• **SHORT PROBLEM**
Omit every picture and return the rest of the data unaltered.

• **RECORD SET**
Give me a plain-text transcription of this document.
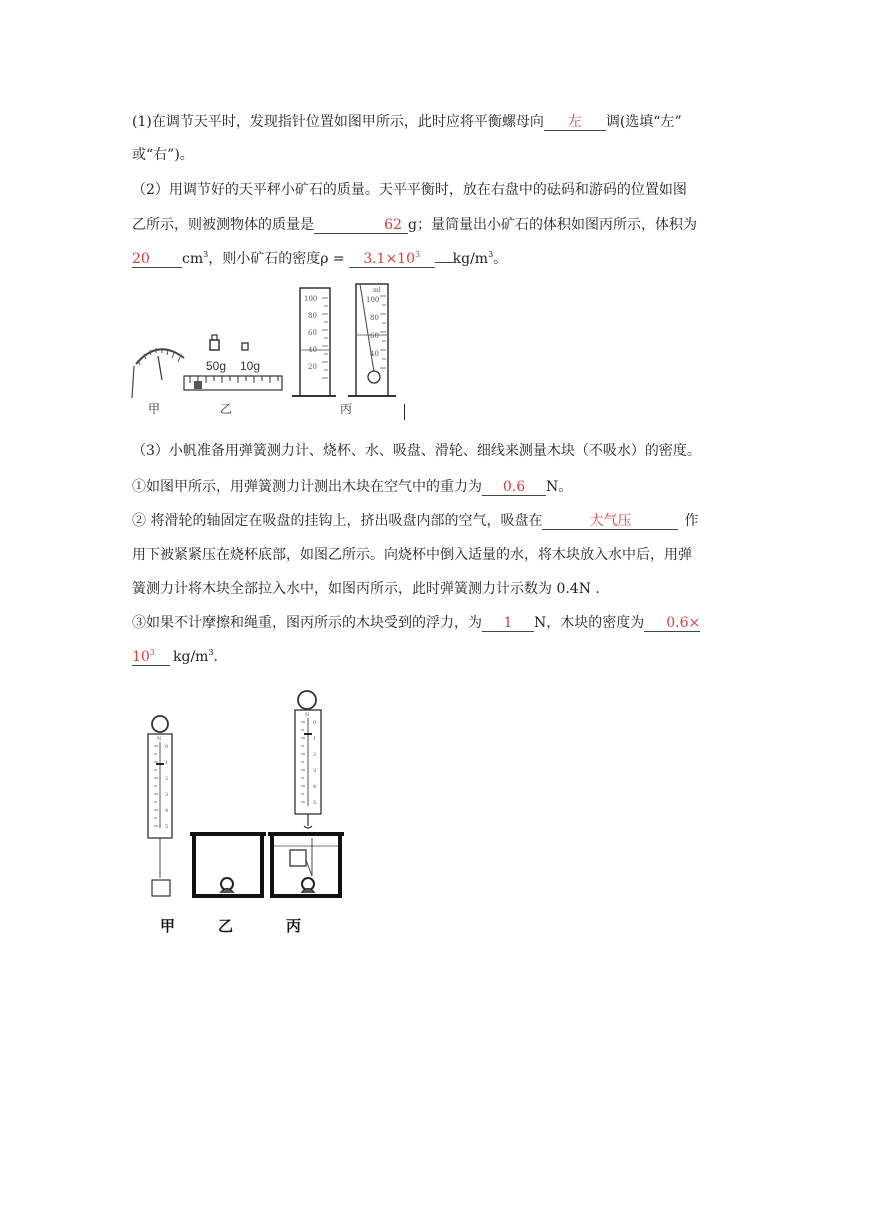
(1)在调节天平时，发现指针位置如图甲所示，此时应将平衡螺母向 左 调(选填“左”
或“右”)。
（2）用调节好的天平秤小矿石的质量。天平平衡时，放在右盘中的砝码和游码的位置如图
乙所示，则被测物体的质量是	62 g；量筒量出小矿石的体积如图丙所示，体积为
20 $cm^3$，则小矿石的密度$\rho = 3.1\times 10^3$ $kg/m^3$。
甲
50g 10g
乙
100
80
60
40
20
ml
100
80
60
40
丙
（3）小帆准备用弹簧测力计、烧杯、水、吸盘、滑轮、细线来测量木块（不吸水）的密度。
①如图甲所示，用弹簧测力计测出木块在空气中的重力为 0.6 N。
② 将滑轮的轴固定在吸盘的挂钩上，挤出吸盘内部的空气，吸盘在	大气压	作
用下被紧紧压在烧杯底部，如图乙所示。向烧杯中倒入适量的水，将木块放入水中后，用弹
簧测力计将木块全部拉入水中，如图丙所示，此时弹簧测力计示数为 0.4N .
③如果不计摩擦和绳重，图丙所示的木块受到的浮力，为 1 N，木块的密度为 0.6×
$10^3$ $kg/m^3$.
N
0
1
2
3
4
5
甲	乙
N
0
1
2
3
4
5
丙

• **TASK OUTPUT**
Give me a plain-text transcription of this document.
(1)在调节天平时，发现指针位置如图甲所示，此时应将平衡螺母向 左 调(选填“左”
或“右”)。
（2）用调节好的天平秤小矿石的质量。天平平衡时，放在右盘中的砝码和游码的位置如图
乙所示，则被测物体的质量是	62 g；量筒量出小矿石的体积如图丙所示，体积为
20 $cm^3$，则小矿石的密度$\rho = 3.1\times 10^3$ $kg/m^3$。
甲
50g 10g
乙
100
80
60
40
20
ml
100
80
60
40
丙
（3）小帆准备用弹簧测力计、烧杯、水、吸盘、滑轮、细线来测量木块（不吸水）的密度。
①如图甲所示，用弹簧测力计测出木块在空气中的重力为 0.6 N。
② 将滑轮的轴固定在吸盘的挂钩上，挤出吸盘内部的空气，吸盘在	大气压	作
用下被紧紧压在烧杯底部，如图乙所示。向烧杯中倒入适量的水，将木块放入水中后，用弹
簧测力计将木块全部拉入水中，如图丙所示，此时弹簧测力计示数为 0.4N .
③如果不计摩擦和绳重，图丙所示的木块受到的浮力，为 1 N，木块的密度为 0.6×
$10^3$ $kg/m^3$.
N
0
1
2
3
4
5
甲	乙
N
0
1
2
3
4
5
丙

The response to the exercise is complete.